## What the task requires
Please give the entries again in full and exactly, without any picture.

## Task data
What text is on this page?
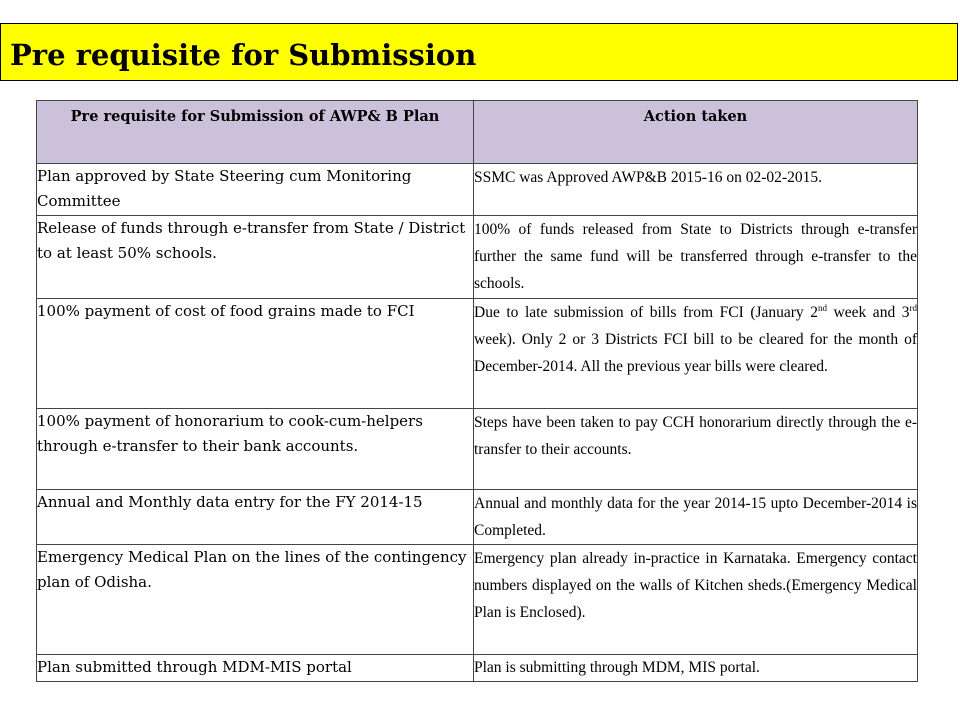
Pre requisite for Submission
Pre requisite for Submission of AWP& B Plan	Action taken
Plan approved by State Steering cum Monitoring Committee	SSMC was Approved AWP&B 2015-16 on 02-02-2015.
Release of funds through e-transfer from State / District to at least 50% schools.	100% of funds released from State to Districts through e-transfer further the same fund will be transferred through e-transfer to the schools.
100% payment of cost of food grains made to FCI	Due to late submission of bills from FCI (January 2nd week and 3rd week). Only 2 or 3 Districts FCI bill to be cleared for the month of December-2014. All the previous year bills were cleared.
100% payment of honorarium to cook-cum-helpers through e-transfer to their bank accounts.	Steps have been taken to pay CCH honorarium directly through the e-transfer to their accounts.
Annual and Monthly data entry for the FY 2014-15	Annual and monthly data for the year 2014-15 upto December-2014 is Completed.
Emergency Medical Plan on the lines of the contingency plan of Odisha.	Emergency plan already in-practice in Karnataka. Emergency contact numbers displayed on the walls of Kitchen sheds.(Emergency Medical Plan is Enclosed).
Plan submitted through MDM-MIS portal	Plan is submitting through MDM, MIS portal.
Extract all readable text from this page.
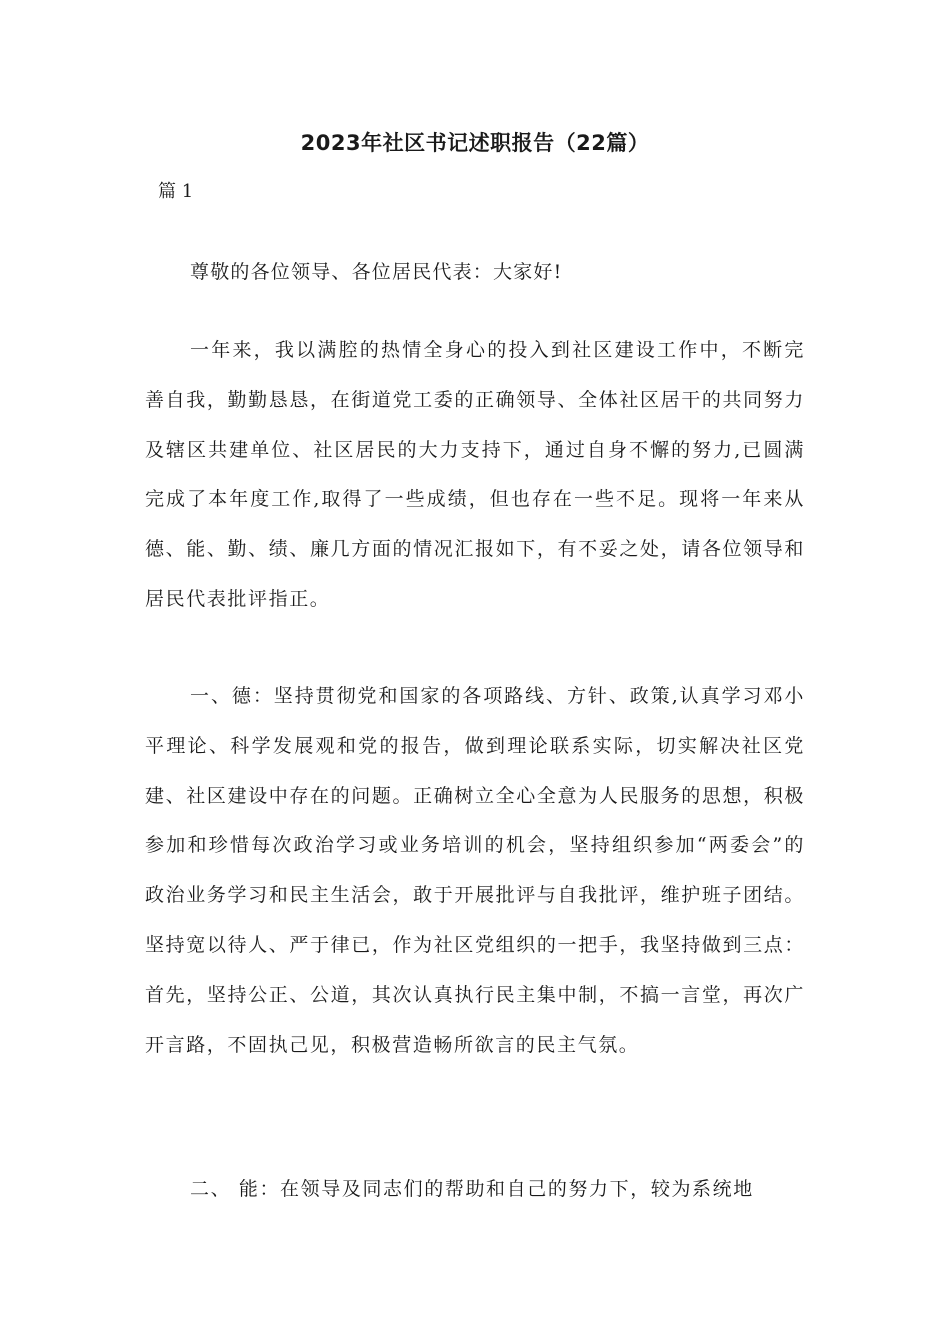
2023年社区书记述职报告（22篇）
篇 1

尊敬的各位领导、各位居民代表：大家好!

一年来，我以满腔的热情全身心的投入到社区建设工作中，不断完善自我，勤勤恳恳，在街道党工委的正确领导、全体社区居干的共同努力及辖区共建单位、社区居民的大力支持下，通过自身不懈的努力,已圆满完成了本年度工作,取得了一些成绩，但也存在一些不足。现将一年来从德、能、勤、绩、廉几方面的情况汇报如下，有不妥之处，请各位领导和居民代表批评指正。

一、德：坚持贯彻党和国家的各项路线、方针、政策,认真学习邓小平理论、科学发展观和党的报告，做到理论联系实际，切实解决社区党建、社区建设中存在的问题。正确树立全心全意为人民服务的思想，积极参加和珍惜每次政治学习或业务培训的机会，坚持组织参加“两委会”的政治业务学习和民主生活会，敢于开展批评与自我批评，维护班子团结。坚持宽以待人、严于律已，作为社区党组织的一把手，我坚持做到三点：首先，坚持公正、公道，其次认真执行民主集中制，不搞一言堂，再次广开言路，不固执己见，积极营造畅所欲言的民主气氛。

二、 能：在领导及同志们的帮助和自己的努力下，较为系统地
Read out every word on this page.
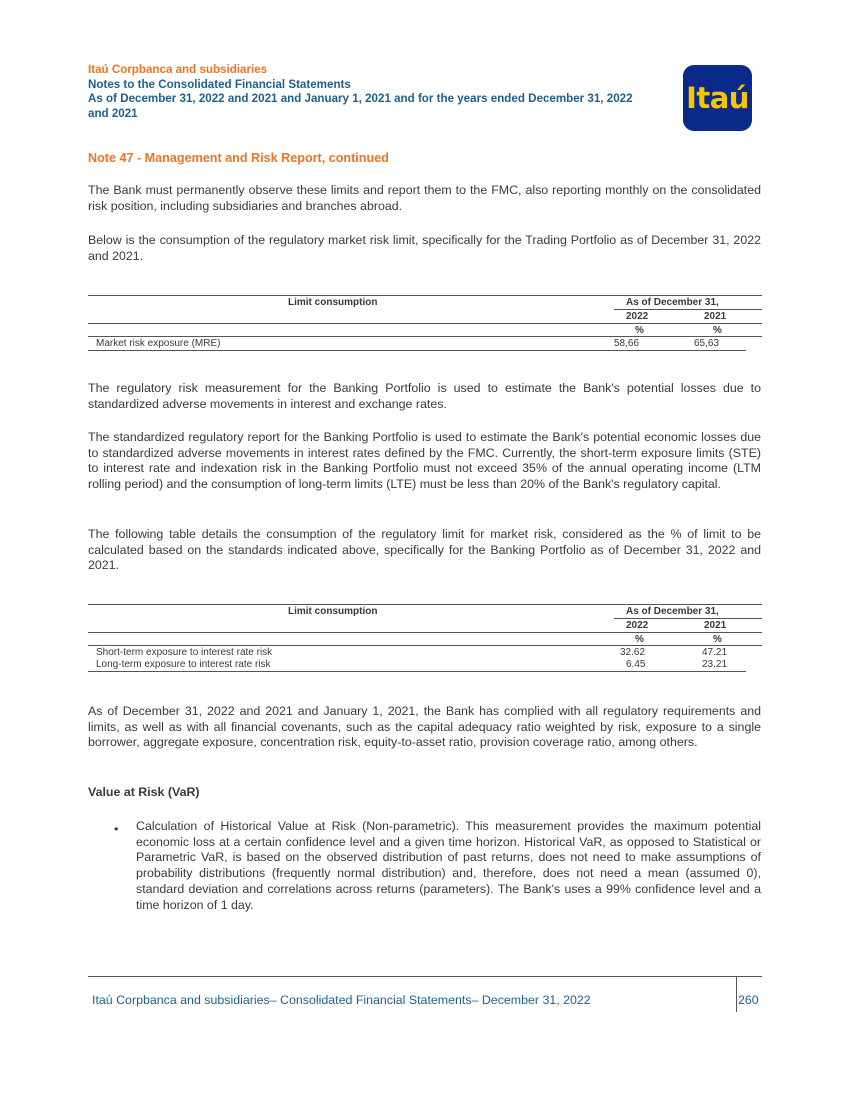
Itaú Corpbanca and subsidiaries
Notes to the Consolidated Financial Statements
As of December 31, 2022 and 2021 and January 1, 2021 and for the years ended December 31, 2022
and 2021	Itaú
Note 47 - Management and Risk Report, continued

The Bank must permanently observe these limits and report them to the FMC, also reporting monthly on the consolidated risk position, including subsidiaries and branches abroad.

Below is the consumption of the regulatory market risk limit, specifically for the Trading Portfolio as of December 31, 2022 and 2021.

Limit consumption	As of December 31,
2022	2021
%	%
Market risk exposure (MRE)	58,66	65,63

The regulatory risk measurement for the Banking Portfolio is used to estimate the Bank's potential losses due to standardized adverse movements in interest and exchange rates.

The standardized regulatory report for the Banking Portfolio is used to estimate the Bank's potential economic losses due to standardized adverse movements in interest rates defined by the FMC. Currently, the short-term exposure limits (STE) to interest rate and indexation risk in the Banking Portfolio must not exceed 35% of the annual operating income (LTM rolling period) and the consumption of long-term limits (LTE) must be less than 20% of the Bank's regulatory capital.

The following table details the consumption of the regulatory limit for market risk, considered as the % of limit to be calculated based on the standards indicated above, specifically for the Banking Portfolio as of December 31, 2022 and 2021.

Limit consumption	As of December 31,
2022	2021
%	%
Short-term exposure to interest rate risk	32.62	47.21
Long-term exposure to interest rate risk	6.45	23.21

As of December 31, 2022 and 2021 and January 1, 2021, the Bank has complied with all regulatory requirements and limits, as well as with all financial covenants, such as the capital adequacy ratio weighted by risk, exposure to a single borrower, aggregate exposure, concentration risk, equity-to-asset ratio, provision coverage ratio, among others.

Value at Risk (VaR)
• Calculation of Historical Value at Risk (Non-parametric). This measurement provides the maximum potential economic loss at a certain confidence level and a given time horizon. Historical VaR, as opposed to Statistical or Parametric VaR, is based on the observed distribution of past returns, does not need to make assumptions of probability distributions (frequently normal distribution) and, therefore, does not need a mean (assumed 0), standard deviation and correlations across returns (parameters). The Bank's uses a 99% confidence level and a time horizon of 1 day.

Itaú Corpbanca and subsidiaries– Consolidated Financial Statements– December 31, 2022	260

## Finished task
What text is on this page?
Pre requisite for Submission
Pre requisite for Submission of AWP& B Plan	Action taken
Plan approved by State Steering cum Monitoring Committee	SSMC was Approved AWP&B 2015-16 on 02-02-2015.
Release of funds through e-transfer from State / District to at least 50% schools.	100% of funds released from State to Districts through e-transfer further the same fund will be transferred through e-transfer to the schools.
100% payment of cost of food grains made to FCI	Due to late submission of bills from FCI (January 2nd week and 3rd week). Only 2 or 3 Districts FCI bill to be cleared for the month of December-2014. All the previous year bills were cleared.
100% payment of honorarium to cook-cum-helpers through e-transfer to their bank accounts.	Steps have been taken to pay CCH honorarium directly through the e-transfer to their accounts.
Annual and Monthly data entry for the FY 2014-15	Annual and monthly data for the year 2014-15 upto December-2014 is Completed.
Emergency Medical Plan on the lines of the contingency plan of Odisha.	Emergency plan already in-practice in Karnataka. Emergency contact numbers displayed on the walls of Kitchen sheds.(Emergency Medical Plan is Enclosed).
Plan submitted through MDM-MIS portal	Plan is submitting through MDM, MIS portal.
Extract all readable text from this page.
2023年社区书记述职报告（22篇）
篇 1

尊敬的各位领导、各位居民代表：大家好!

一年来，我以满腔的热情全身心的投入到社区建设工作中，不断完善自我，勤勤恳恳，在街道党工委的正确领导、全体社区居干的共同努力及辖区共建单位、社区居民的大力支持下，通过自身不懈的努力,已圆满完成了本年度工作,取得了一些成绩，但也存在一些不足。现将一年来从德、能、勤、绩、廉几方面的情况汇报如下，有不妥之处，请各位领导和居民代表批评指正。

一、德：坚持贯彻党和国家的各项路线、方针、政策,认真学习邓小平理论、科学发展观和党的报告，做到理论联系实际，切实解决社区党建、社区建设中存在的问题。正确树立全心全意为人民服务的思想，积极参加和珍惜每次政治学习或业务培训的机会，坚持组织参加“两委会”的政治业务学习和民主生活会，敢于开展批评与自我批评，维护班子团结。坚持宽以待人、严于律已，作为社区党组织的一把手，我坚持做到三点：首先，坚持公正、公道，其次认真执行民主集中制，不搞一言堂，再次广开言路，不固执己见，积极营造畅所欲言的民主气氛。

二、 能：在领导及同志们的帮助和自己的努力下，较为系统地
Read out every word on this page.
Itaú Corpbanca and subsidiaries
Notes to the Consolidated Financial Statements
As of December 31, 2022 and 2021 and January 1, 2021 and for the years ended December 31, 2022
and 2021	Itaú
Note 47 - Management and Risk Report, continued

The Bank must permanently observe these limits and report them to the FMC, also reporting monthly on the consolidated risk position, including subsidiaries and branches abroad.

Below is the consumption of the regulatory market risk limit, specifically for the Trading Portfolio as of December 31, 2022 and 2021.

Limit consumption	As of December 31,
2022	2021
%	%
Market risk exposure (MRE)	58,66	65,63

The regulatory risk measurement for the Banking Portfolio is used to estimate the Bank's potential losses due to standardized adverse movements in interest and exchange rates.

The standardized regulatory report for the Banking Portfolio is used to estimate the Bank's potential economic losses due to standardized adverse movements in interest rates defined by the FMC. Currently, the short-term exposure limits (STE) to interest rate and indexation risk in the Banking Portfolio must not exceed 35% of the annual operating income (LTM rolling period) and the consumption of long-term limits (LTE) must be less than 20% of the Bank's regulatory capital.

The following table details the consumption of the regulatory limit for market risk, considered as the % of limit to be calculated based on the standards indicated above, specifically for the Banking Portfolio as of December 31, 2022 and 2021.

Limit consumption	As of December 31,
2022	2021
%	%
Short-term exposure to interest rate risk	32.62	47.21
Long-term exposure to interest rate risk	6.45	23.21

As of December 31, 2022 and 2021 and January 1, 2021, the Bank has complied with all regulatory requirements and limits, as well as with all financial covenants, such as the capital adequacy ratio weighted by risk, exposure to a single borrower, aggregate exposure, concentration risk, equity-to-asset ratio, provision coverage ratio, among others.

Value at Risk (VaR)
• Calculation of Historical Value at Risk (Non-parametric). This measurement provides the maximum potential economic loss at a certain confidence level and a given time horizon. Historical VaR, as opposed to Statistical or Parametric VaR, is based on the observed distribution of past returns, does not need to make assumptions of probability distributions (frequently normal distribution) and, therefore, does not need a mean (assumed 0), standard deviation and correlations across returns (parameters). The Bank's uses a 99% confidence level and a time horizon of 1 day.

Itaú Corpbanca and subsidiaries– Consolidated Financial Statements– December 31, 2022	260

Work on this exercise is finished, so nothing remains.